Task brief -> Please give the entries again in full and exactly, without any picture.

Records to use ->
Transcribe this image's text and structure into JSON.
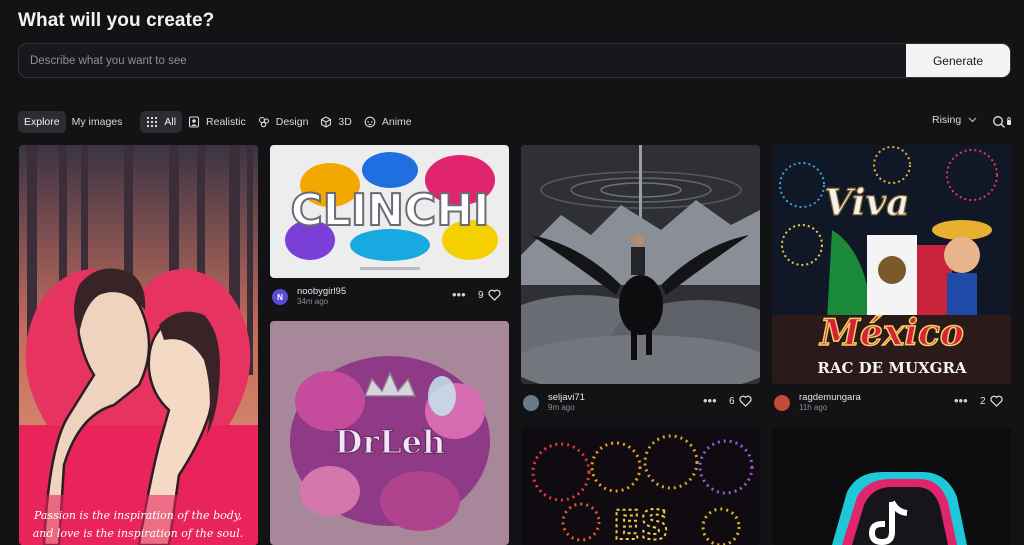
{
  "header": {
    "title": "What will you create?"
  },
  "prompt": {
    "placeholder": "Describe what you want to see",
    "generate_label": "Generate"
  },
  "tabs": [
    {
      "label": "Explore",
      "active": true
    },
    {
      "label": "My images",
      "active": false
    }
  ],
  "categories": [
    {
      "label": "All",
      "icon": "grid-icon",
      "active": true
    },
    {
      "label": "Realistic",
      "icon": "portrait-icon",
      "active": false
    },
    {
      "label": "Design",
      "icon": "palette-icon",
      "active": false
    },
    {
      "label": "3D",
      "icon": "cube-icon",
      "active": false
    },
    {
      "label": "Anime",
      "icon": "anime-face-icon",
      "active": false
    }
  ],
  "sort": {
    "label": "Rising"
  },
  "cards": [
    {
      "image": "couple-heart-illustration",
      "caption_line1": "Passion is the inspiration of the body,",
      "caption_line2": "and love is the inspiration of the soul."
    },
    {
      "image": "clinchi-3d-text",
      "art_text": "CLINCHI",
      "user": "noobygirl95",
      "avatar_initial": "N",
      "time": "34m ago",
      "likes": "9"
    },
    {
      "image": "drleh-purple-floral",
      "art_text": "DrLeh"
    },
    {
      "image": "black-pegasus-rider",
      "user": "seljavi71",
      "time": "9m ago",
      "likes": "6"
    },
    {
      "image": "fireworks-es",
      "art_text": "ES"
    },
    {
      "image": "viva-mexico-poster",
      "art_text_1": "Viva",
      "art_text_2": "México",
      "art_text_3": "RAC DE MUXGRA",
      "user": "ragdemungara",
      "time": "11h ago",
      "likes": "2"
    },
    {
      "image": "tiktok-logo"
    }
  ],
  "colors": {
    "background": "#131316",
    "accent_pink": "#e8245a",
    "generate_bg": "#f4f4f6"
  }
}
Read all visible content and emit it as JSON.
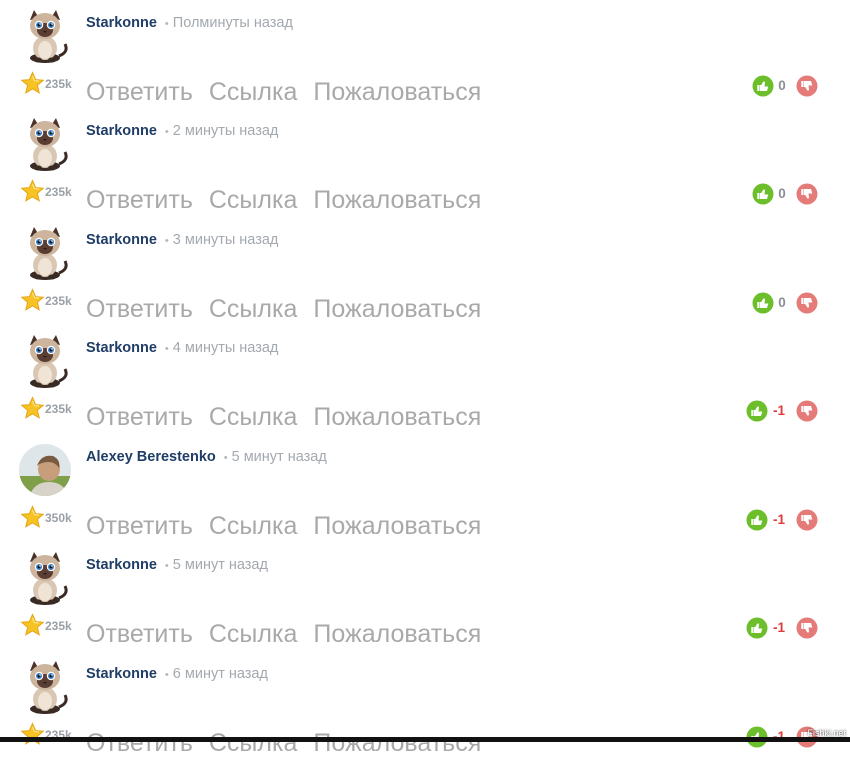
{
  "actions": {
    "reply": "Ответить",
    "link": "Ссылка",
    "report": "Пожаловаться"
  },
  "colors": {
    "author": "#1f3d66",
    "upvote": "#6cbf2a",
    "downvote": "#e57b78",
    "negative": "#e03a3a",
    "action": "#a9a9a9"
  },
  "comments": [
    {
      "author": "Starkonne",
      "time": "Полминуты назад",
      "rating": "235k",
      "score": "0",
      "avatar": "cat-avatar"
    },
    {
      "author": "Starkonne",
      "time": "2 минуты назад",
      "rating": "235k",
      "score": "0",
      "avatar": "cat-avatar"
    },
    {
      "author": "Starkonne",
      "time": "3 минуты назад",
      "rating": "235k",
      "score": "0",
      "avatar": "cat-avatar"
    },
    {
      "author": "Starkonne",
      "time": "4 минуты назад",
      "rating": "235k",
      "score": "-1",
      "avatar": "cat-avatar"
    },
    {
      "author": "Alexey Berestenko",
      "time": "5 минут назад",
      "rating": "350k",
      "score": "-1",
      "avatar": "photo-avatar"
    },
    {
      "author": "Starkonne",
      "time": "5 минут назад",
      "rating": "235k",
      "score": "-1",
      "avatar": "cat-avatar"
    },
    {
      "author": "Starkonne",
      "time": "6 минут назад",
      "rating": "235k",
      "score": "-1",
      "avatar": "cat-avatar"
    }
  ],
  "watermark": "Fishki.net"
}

Completed exercise ->
Transcribe this image's text and structure into JSON.
{
  "header": {
    "title": "What will you create?"
  },
  "prompt": {
    "placeholder": "Describe what you want to see",
    "generate_label": "Generate"
  },
  "tabs": [
    {
      "label": "Explore",
      "active": true
    },
    {
      "label": "My images",
      "active": false
    }
  ],
  "categories": [
    {
      "label": "All",
      "icon": "grid-icon",
      "active": true
    },
    {
      "label": "Realistic",
      "icon": "portrait-icon",
      "active": false
    },
    {
      "label": "Design",
      "icon": "palette-icon",
      "active": false
    },
    {
      "label": "3D",
      "icon": "cube-icon",
      "active": false
    },
    {
      "label": "Anime",
      "icon": "anime-face-icon",
      "active": false
    }
  ],
  "sort": {
    "label": "Rising"
  },
  "cards": [
    {
      "image": "couple-heart-illustration",
      "caption_line1": "Passion is the inspiration of the body,",
      "caption_line2": "and love is the inspiration of the soul."
    },
    {
      "image": "clinchi-3d-text",
      "art_text": "CLINCHI",
      "user": "noobygirl95",
      "avatar_initial": "N",
      "time": "34m ago",
      "likes": "9"
    },
    {
      "image": "drleh-purple-floral",
      "art_text": "DrLeh"
    },
    {
      "image": "black-pegasus-rider",
      "user": "seljavi71",
      "time": "9m ago",
      "likes": "6"
    },
    {
      "image": "fireworks-es",
      "art_text": "ES"
    },
    {
      "image": "viva-mexico-poster",
      "art_text_1": "Viva",
      "art_text_2": "México",
      "art_text_3": "RAC DE MUXGRA",
      "user": "ragdemungara",
      "time": "11h ago",
      "likes": "2"
    },
    {
      "image": "tiktok-logo"
    }
  ],
  "colors": {
    "background": "#131316",
    "accent_pink": "#e8245a",
    "generate_bg": "#f4f4f6"
  }
}
Read all visible content and emit it as JSON.
{
  "actions": {
    "reply": "Ответить",
    "link": "Ссылка",
    "report": "Пожаловаться"
  },
  "colors": {
    "author": "#1f3d66",
    "upvote": "#6cbf2a",
    "downvote": "#e57b78",
    "negative": "#e03a3a",
    "action": "#a9a9a9"
  },
  "comments": [
    {
      "author": "Starkonne",
      "time": "Полминуты назад",
      "rating": "235k",
      "score": "0",
      "avatar": "cat-avatar"
    },
    {
      "author": "Starkonne",
      "time": "2 минуты назад",
      "rating": "235k",
      "score": "0",
      "avatar": "cat-avatar"
    },
    {
      "author": "Starkonne",
      "time": "3 минуты назад",
      "rating": "235k",
      "score": "0",
      "avatar": "cat-avatar"
    },
    {
      "author": "Starkonne",
      "time": "4 минуты назад",
      "rating": "235k",
      "score": "-1",
      "avatar": "cat-avatar"
    },
    {
      "author": "Alexey Berestenko",
      "time": "5 минут назад",
      "rating": "350k",
      "score": "-1",
      "avatar": "photo-avatar"
    },
    {
      "author": "Starkonne",
      "time": "5 минут назад",
      "rating": "235k",
      "score": "-1",
      "avatar": "cat-avatar"
    },
    {
      "author": "Starkonne",
      "time": "6 минут назад",
      "rating": "235k",
      "score": "-1",
      "avatar": "cat-avatar"
    }
  ],
  "watermark": "Fishki.net"
}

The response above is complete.